# Holding a cylinder vertically for milling



## SilverWorker

Hi, I'm new to machining and I'm trying to hold steel drill rod (diameter between 1/4 inch and 1 inch) vertically for machining the ends to make embossing dies. The machining will be done with very small end mills (about 1mm diameter) so there is not a lot of force on the workpiece. I'm wondering what you would recommend to hold these cylinders? I don't currently have any tools for holding them (or even know what tools to use!) beside some nuts and bolts. I do have a small table top TAIG mill and lathe, so I can face the ends of the drill rod as well as machine aluminum fixtures. Any advice is appreciated! Thanks!


----------



## 7HC

SilverWorker said:


> Hi, I'm new to machining and I'm trying to hold steel drill rod (diameter between 1/4 inch and 1 inch) vertically for machining the ends to make embossing dies. The machining will be done with very small end mills (about 1mm diameter) so there is not a lot of force on the workpiece. I'm wondering what you would recommend to hold these cylinders? I don't currently have any tools for holding them (or even know what tools to use!) beside some nuts and bolts. I do have a small table top TAIG mill and lathe, so I can face the ends of the drill rod as well as machine aluminum fixtures. Any advice is appreciated! Thanks!



Hold the rod in two small 'V' blocks in the vise?

M


----------



## SilverWorker

Ah ha! Something like this?
http://www.use-enco.com/CGI/INSRIT?PMAKA=285-2060&PMPXNO=947693&PARTPG=INLMK3
Doesn't look too hard to make something like it.


----------



## 7HC

SilverWorker said:


> Ah ha! Something like this?
> http://www.use-enco.com/CGI/INSRIT?PMAKA=285-2060&PMPXNO=947693&PARTPG=INLMK3
> Doesn't look too hard to make something like it.



You got it, exactly what I meant! )  In fact just using one 'V' block will do the trick.

M


----------



## jamie76x

You can use V blocks to hold the piece ... The advantage of clamping a work piece in the v block is that you can take the block out, lay it flat, turn it 90 degrees, hold it at an angle, move it from machine to machine etc etc all without disturbing the orientation of the work in the block.

Option #2 is to make a specific rear jaw for your milling vise with 1 or more V cut into it to hold at a right angle. If this is a job you will do often and you only have to hold the pieces one way and in one machine, this works great.

◆ **Written request 1**:
From the records, give as a numbered list the lines starting with the one that contains "cell-target: Caspase2 [200, 794, 300, 882]" and going on through the one that contains "cell-indication-text: 血友病A [124, 478, 176, 494]", leaving out any blank lines.

◆ **Provided records**:
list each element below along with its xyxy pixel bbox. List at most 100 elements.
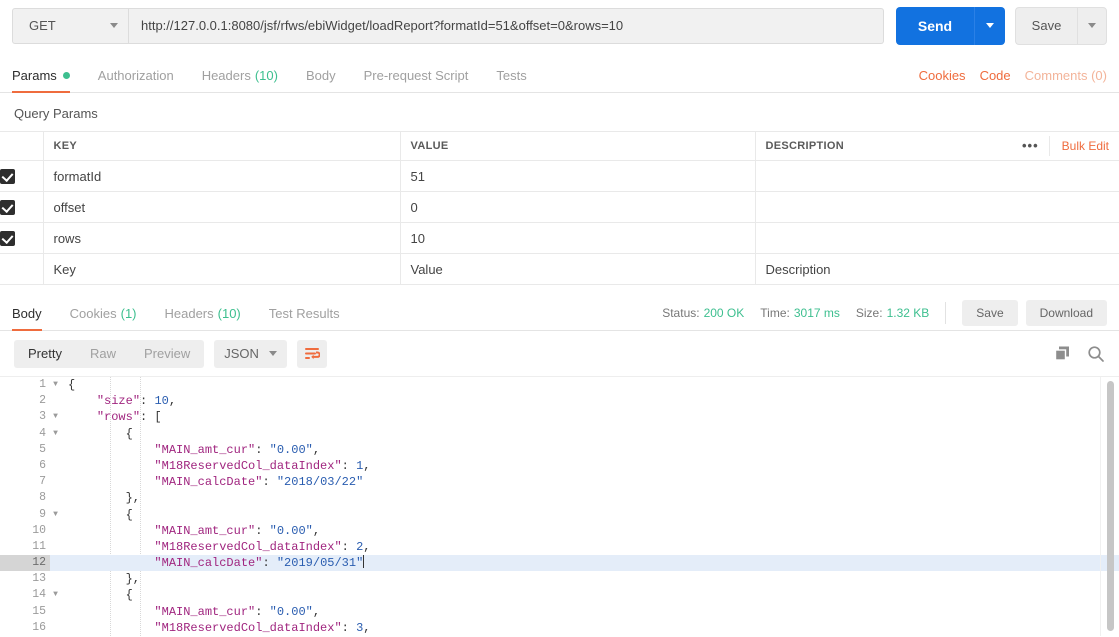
time-value: 3017 ms <box>793 305 840 320</box>
tab-label: Cookies <box>69 306 117 321</box>
param-value-cell[interactable]: 51 <box>399 160 756 192</box>
tab-authorization[interactable]: Authorization <box>98 68 174 92</box>
code-line[interactable]: 8 }, <box>0 490 1119 506</box>
response-toolbar: Pretty Raw Preview JSON <box>0 331 1119 376</box>
view-raw-button[interactable]: Raw <box>76 340 130 368</box>
tab-label: Pre-request Script <box>363 68 469 83</box>
code-line[interactable]: 13 }, <box>0 571 1119 587</box>
code-line[interactable]: 3 ▼ "rows": [ <box>0 409 1119 425</box>
param-enabled-checkbox[interactable] <box>0 200 15 216</box>
code-line[interactable]: 5 "MAIN_amt_cur": "0.00", <box>0 442 1119 458</box>
view-preview-button[interactable]: Preview <box>130 340 204 368</box>
code-scrollbar-thumb[interactable] <box>1107 381 1114 631</box>
code-line[interactable]: 15 "MAIN_amt_cur": "0.00", <box>0 604 1119 620</box>
code-line-text: { <box>125 426 133 441</box>
new-param-description-input[interactable]: Description <box>754 253 1119 285</box>
header-description-label: DESCRIPTION <box>765 140 844 152</box>
tab-headers[interactable]: Headers (10) <box>202 68 278 92</box>
code-line[interactable]: 16 "M18ReservedCol_dataIndex": 3, <box>0 620 1119 636</box>
fold-toggle-icon[interactable]: ▼ <box>50 377 61 393</box>
params-more-options-icon[interactable]: ••• <box>1012 136 1050 156</box>
fold-toggle-icon[interactable]: ▼ <box>50 409 61 425</box>
line-number: 11 <box>32 539 46 553</box>
http-method-select[interactable]: GET <box>12 7 129 44</box>
code-line[interactable]: 1 ▼ { <box>0 377 1119 393</box>
code-line[interactable]: 2 "size": 10, <box>0 393 1119 409</box>
response-meta: Status: 200 OK Time: 3017 ms Size: 1.32 … <box>662 299 1107 326</box>
fold-toggle-icon[interactable]: ▼ <box>50 507 61 523</box>
time-label: Time: <box>760 305 790 320</box>
param-value-cell[interactable]: 0 <box>399 191 756 223</box>
code-line[interactable]: 7 "MAIN_calcDate": "2018/03/22" <box>0 474 1119 490</box>
code-line[interactable]: 11 "M18ReservedCol_dataIndex": 2, <box>0 539 1119 555</box>
tab-count: (10) <box>254 68 278 83</box>
code-line[interactable]: 4 ▼ { <box>0 426 1119 442</box>
tab-params[interactable]: Params <box>12 68 70 93</box>
copy-to-clipboard-button[interactable] <box>1054 345 1071 362</box>
word-wrap-toggle[interactable] <box>297 339 328 368</box>
code-line[interactable]: 14 ▼ { <box>0 587 1119 603</box>
cookies-link[interactable]: Cookies <box>919 68 966 83</box>
code-scrollbar-track[interactable] <box>1100 377 1115 636</box>
fold-toggle-icon[interactable]: ▼ <box>50 587 61 603</box>
code-line-text: { <box>125 588 133 603</box>
param-key-cell[interactable]: rows <box>42 222 401 254</box>
param-description-cell[interactable] <box>754 222 1119 254</box>
code-lines: 1 ▼{2 "size": 10, 3 ▼ "rows": [4 ▼ {5 "MAIN_… <box>0 377 1119 636</box>
header-value: VALUE <box>399 131 756 161</box>
send-options-button[interactable] <box>974 6 1005 45</box>
url-input[interactable]: http://127.0.0.1:8080/jsf/rfws/ebiWidget… <box>129 7 884 44</box>
response-tab-cookies[interactable]: Cookies (1) <box>70 306 137 330</box>
code-link[interactable]: Code <box>980 68 1011 83</box>
param-key-cell[interactable]: offset <box>42 191 401 223</box>
chevron-down-icon <box>110 23 118 28</box>
code-line-text: "MAIN_amt_cur": "0.00", <box>154 604 321 619</box>
save-response-button[interactable]: Save <box>962 299 1018 326</box>
code-line-text: }, <box>125 491 141 506</box>
view-pretty-button[interactable]: Pretty <box>14 340 76 368</box>
search-icon <box>1088 345 1104 362</box>
new-param-value-input[interactable]: Value <box>399 253 756 285</box>
line-number: 8 <box>39 491 46 505</box>
request-utility-links: Cookies Code Comments (0) <box>905 68 1107 92</box>
download-response-button[interactable]: Download <box>1025 299 1107 326</box>
save-options-button[interactable] <box>1077 6 1107 45</box>
table-header-row: KEY VALUE DESCRIPTION ••• Bulk Edit <box>0 131 1119 161</box>
comments-link[interactable]: Comments (0) <box>1025 68 1107 83</box>
new-param-key-input[interactable]: Key <box>42 253 401 285</box>
tab-label: Tests <box>496 68 527 83</box>
save-request-button[interactable]: Save <box>1015 6 1077 45</box>
code-line[interactable]: 10 "MAIN_amt_cur": "0.00", <box>0 523 1119 539</box>
response-format-select[interactable]: JSON <box>214 339 288 368</box>
param-value-cell[interactable]: 10 <box>399 222 756 254</box>
code-line-text: "rows": [ <box>96 410 162 425</box>
code-line[interactable]: 6 "M18ReservedCol_dataIndex": 1, <box>0 458 1119 474</box>
response-tab-headers[interactable]: Headers (10) <box>165 306 241 330</box>
http-method-label: GET <box>29 18 56 33</box>
chevron-down-icon <box>1088 23 1096 28</box>
table-row: offset 0 <box>0 191 1119 223</box>
param-enabled-checkbox[interactable] <box>0 169 15 185</box>
tab-tests[interactable]: Tests <box>496 68 526 92</box>
code-line[interactable]: 12 "MAIN_calcDate": "2019/05/31" <box>0 555 1119 572</box>
param-enabled-checkbox[interactable] <box>0 231 15 247</box>
fold-toggle-icon[interactable]: ▼ <box>50 426 61 442</box>
search-response-button[interactable] <box>1087 345 1105 363</box>
param-description-cell[interactable] <box>754 160 1119 192</box>
tab-pre-request-script[interactable]: Pre-request Script <box>364 68 469 92</box>
tab-body[interactable]: Body <box>306 68 336 92</box>
response-tab-body[interactable]: Body <box>12 306 42 331</box>
send-button[interactable]: Send <box>896 6 974 45</box>
param-key-cell[interactable]: formatId <box>42 160 401 192</box>
response-tab-test-results[interactable]: Test Results <box>269 306 340 330</box>
bulk-edit-link[interactable]: Bulk Edit <box>1050 139 1109 153</box>
response-body-code-viewer[interactable]: 1 ▼{2 "size": 10, 3 ▼ "rows": [4 ▼ {5 "MAIN_… <box>0 376 1119 636</box>
line-number: 14 <box>32 588 46 602</box>
code-line[interactable]: 9 ▼ { <box>0 507 1119 523</box>
param-description-cell[interactable] <box>754 191 1119 223</box>
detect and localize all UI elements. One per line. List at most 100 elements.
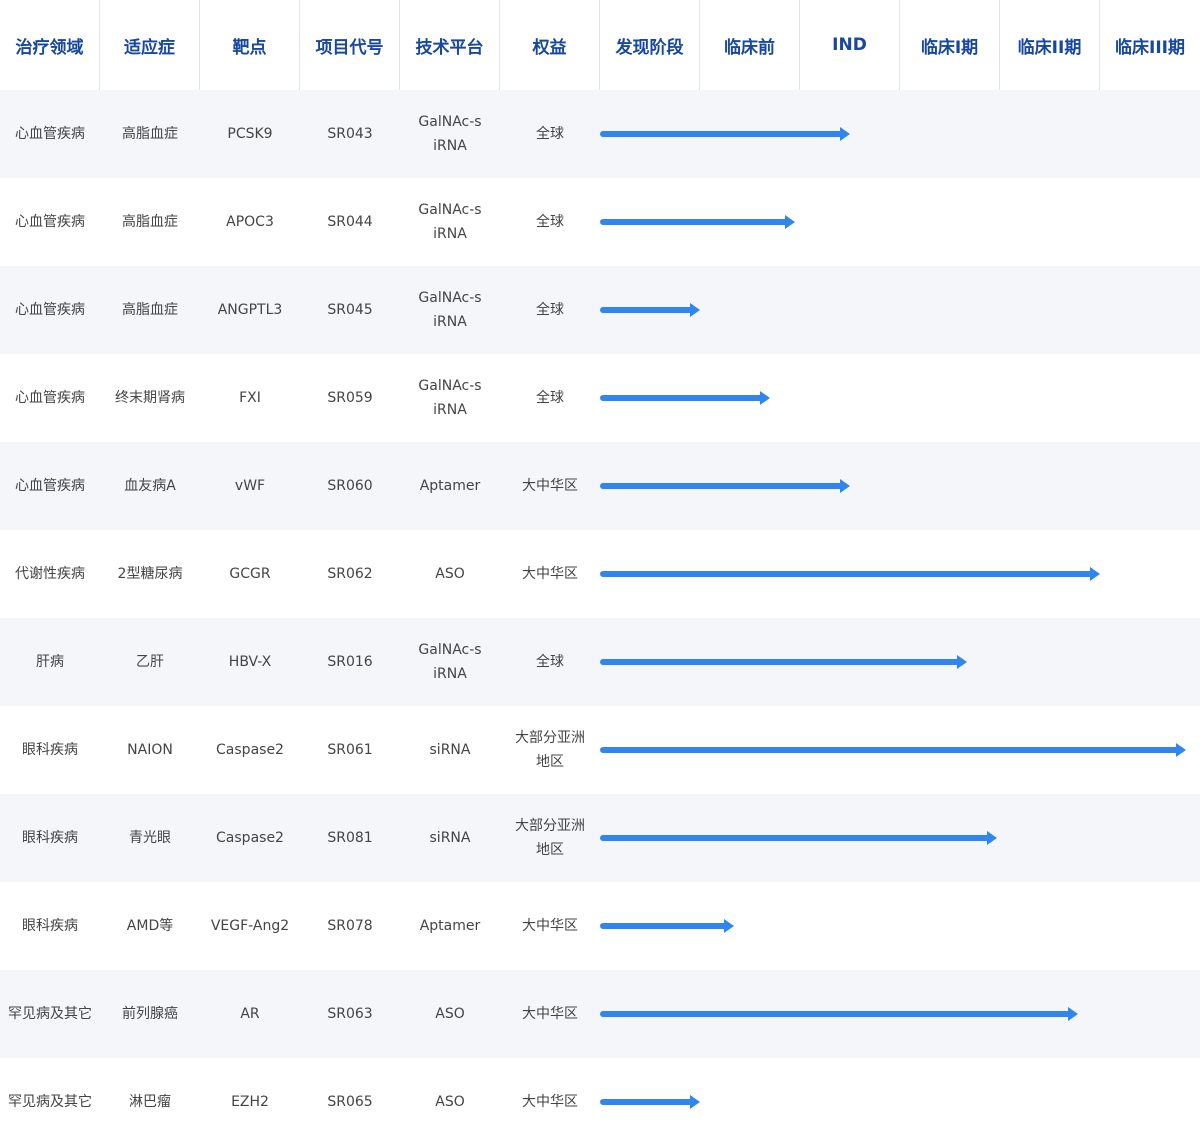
cell-target: Caspase2 [200, 794, 300, 882]
cell-project-code-text: SR043 [327, 126, 373, 142]
cell-project-code: SR078 [300, 882, 400, 970]
table-row: 心血管疾病 高脂血症 APOC3 SR044 GalNAc-siRNA 全球 [0, 178, 1200, 266]
cell-project-code: SR065 [300, 1058, 400, 1146]
cell-therapeutic-area: 罕见病及其它 [0, 970, 100, 1058]
cell-project-code: SR063 [300, 970, 400, 1058]
table-row: 代谢性疾病 2型糖尿病 GCGR SR062 ASO 大中华区 [0, 530, 1200, 618]
cell-indication-text: NAION [127, 742, 173, 758]
cell-rights-text: 全球 [536, 214, 564, 230]
cell-indication-text: 血友病A [124, 478, 176, 494]
cell-therapeutic-area: 心血管疾病 [0, 354, 100, 442]
cell-rights-text: 大中华区 [522, 566, 578, 582]
cell-rights: 全球 [500, 354, 600, 442]
cell-therapeutic-area: 眼科疾病 [0, 882, 100, 970]
progress-track [600, 882, 1200, 970]
progress-track [600, 970, 1200, 1058]
cell-project-code: SR059 [300, 354, 400, 442]
cell-platform: Aptamer [400, 882, 500, 970]
cell-project-code: SR062 [300, 530, 400, 618]
cell-therapeutic-area-text: 心血管疾病 [15, 390, 85, 406]
cell-platform-text: GalNAc-siRNA [418, 202, 482, 242]
cell-target-text: PCSK9 [227, 126, 273, 142]
cell-target: HBV-X [200, 618, 300, 706]
cell-target: APOC3 [200, 178, 300, 266]
cell-rights-text: 大中华区 [522, 1094, 578, 1110]
cell-indication-text: 终末期肾病 [115, 390, 185, 406]
cell-project-code: SR081 [300, 794, 400, 882]
table-row: 心血管疾病 高脂血症 ANGPTL3 SR045 GalNAc-siRNA 全球 [0, 266, 1200, 354]
cell-platform-text: ASO [435, 1006, 465, 1022]
cell-rights: 全球 [500, 266, 600, 354]
header-project-code: 项目代号 [300, 0, 400, 90]
cell-target-text: VEGF-Ang2 [210, 918, 290, 934]
cell-therapeutic-area: 眼科疾病 [0, 794, 100, 882]
progress-track [600, 618, 1200, 706]
header-discovery: 发现阶段 [600, 0, 700, 90]
cell-rights: 大部分亚洲地区 [500, 706, 600, 794]
cell-therapeutic-area-text: 心血管疾病 [15, 126, 85, 142]
cell-target: AR [200, 970, 300, 1058]
cell-indication-text: 高脂血症 [122, 214, 178, 230]
arrow-head-icon [760, 391, 770, 405]
header-preclinical: 临床前 [700, 0, 800, 90]
cell-indication: 乙肝 [100, 618, 200, 706]
progress-track [600, 178, 1200, 266]
table-row: 眼科疾病 NAION Caspase2 SR061 siRNA 大部分亚洲地区 [0, 706, 1200, 794]
progress-track [600, 354, 1200, 442]
cell-therapeutic-area-text: 眼科疾病 [22, 742, 78, 758]
table-row: 眼科疾病 青光眼 Caspase2 SR081 siRNA 大部分亚洲地区 [0, 794, 1200, 882]
cell-target: GCGR [200, 530, 300, 618]
cell-rights-text: 大部分亚洲地区 [515, 818, 585, 858]
cell-indication: 高脂血症 [100, 266, 200, 354]
arrow-head-icon [1090, 567, 1100, 581]
cell-therapeutic-area-text: 眼科疾病 [22, 830, 78, 846]
cell-rights: 全球 [500, 178, 600, 266]
cell-rights: 大中华区 [500, 1058, 600, 1146]
header-phase-3: 临床III期 [1115, 37, 1185, 58]
cell-rights: 大中华区 [500, 530, 600, 618]
table-row: 心血管疾病 终末期肾病 FXI SR059 GalNAc-siRNA 全球 [0, 354, 1200, 442]
cell-indication-text: 淋巴瘤 [129, 1094, 171, 1110]
cell-platform: GalNAc-siRNA [400, 618, 500, 706]
progress-bar [600, 131, 840, 137]
cell-indication-text: 高脂血症 [122, 126, 178, 142]
progress-track [600, 442, 1200, 530]
cell-platform-text: Aptamer [419, 478, 481, 494]
cell-platform: siRNA [400, 706, 500, 794]
cell-project-code-text: SR059 [327, 390, 373, 406]
table-row: 心血管疾病 高脂血症 PCSK9 SR043 GalNAc-siRNA 全球 [0, 90, 1200, 178]
cell-project-code: SR044 [300, 178, 400, 266]
cell-indication: AMD等 [100, 882, 200, 970]
cell-rights-text: 全球 [536, 126, 564, 142]
table-row: 罕见病及其它 前列腺癌 AR SR063 ASO 大中华区 [0, 970, 1200, 1058]
cell-project-code: SR061 [300, 706, 400, 794]
progress-track [600, 1058, 1200, 1146]
cell-target-text: ANGPTL3 [217, 302, 283, 318]
cell-platform: Aptamer [400, 442, 500, 530]
cell-platform-text: GalNAc-siRNA [418, 642, 482, 682]
cell-platform: GalNAc-siRNA [400, 266, 500, 354]
cell-target-text: Caspase2 [216, 830, 284, 846]
cell-therapeutic-area: 代谢性疾病 [0, 530, 100, 618]
cell-therapeutic-area-text: 罕见病及其它 [8, 1006, 92, 1022]
cell-project-code-text: SR060 [327, 478, 373, 494]
pipeline-table: 治疗领域 适应症 靶点 项目代号 技术平台 权益 发现阶段 临床前 IND 临床… [0, 0, 1200, 1146]
progress-bar [600, 923, 724, 929]
progress-bar [600, 747, 1176, 753]
cell-project-code-text: SR061 [327, 742, 373, 758]
arrow-head-icon [785, 215, 795, 229]
cell-indication: 青光眼 [100, 794, 200, 882]
arrow-head-icon [690, 1095, 700, 1109]
cell-project-code: SR016 [300, 618, 400, 706]
cell-platform: ASO [400, 1058, 500, 1146]
cell-platform: ASO [400, 530, 500, 618]
cell-target: FXI [200, 354, 300, 442]
cell-platform: ASO [400, 970, 500, 1058]
cell-target: Caspase2 [200, 706, 300, 794]
cell-rights-text: 全球 [536, 302, 564, 318]
table-row: 眼科疾病 AMD等 VEGF-Ang2 SR078 Aptamer 大中华区 [0, 882, 1200, 970]
cell-target-text: APOC3 [226, 214, 274, 230]
cell-indication: 血友病A [100, 442, 200, 530]
cell-therapeutic-area-text: 眼科疾病 [22, 918, 78, 934]
cell-rights: 大中华区 [500, 970, 600, 1058]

◆ **Written request 2**:
In the thread on holding a cylinder vertically for milling, what size of end mill does SilverWorker plan to use?

◆ **Worked solution 1**:
1. cell-target: Caspase2 [200, 794, 300, 882]
2. cell-project-code-text: SR043 [327, 126, 373, 142]
3. cell-project-code: SR078 [300, 882, 400, 970]
4. table-row: 心血管疾病 高脂血症 APOC3 SR044 GalNAc-siRNA 全球 [0, 178, 1200, 266]
5. cell-project-code: SR065 [300, 1058, 400, 1146]
6. cell-therapeutic-area: 罕见病及其它 [0, 970, 100, 1058]
7. cell-project-code: SR063 [300, 970, 400, 1058]
8. table-row: 代谢性疾病 2型糖尿病 GCGR SR062 ASO 大中华区 [0, 530, 1200, 618]
9. cell-indication-text: NAION [127, 742, 173, 758]
10. cell-rights-text: 全球 [536, 214, 564, 230]
11. cell-indication-text: 血友病A [124, 478, 176, 494]

◆ **Worked solution 2**:
Very small end mills, about 1mm in diameter.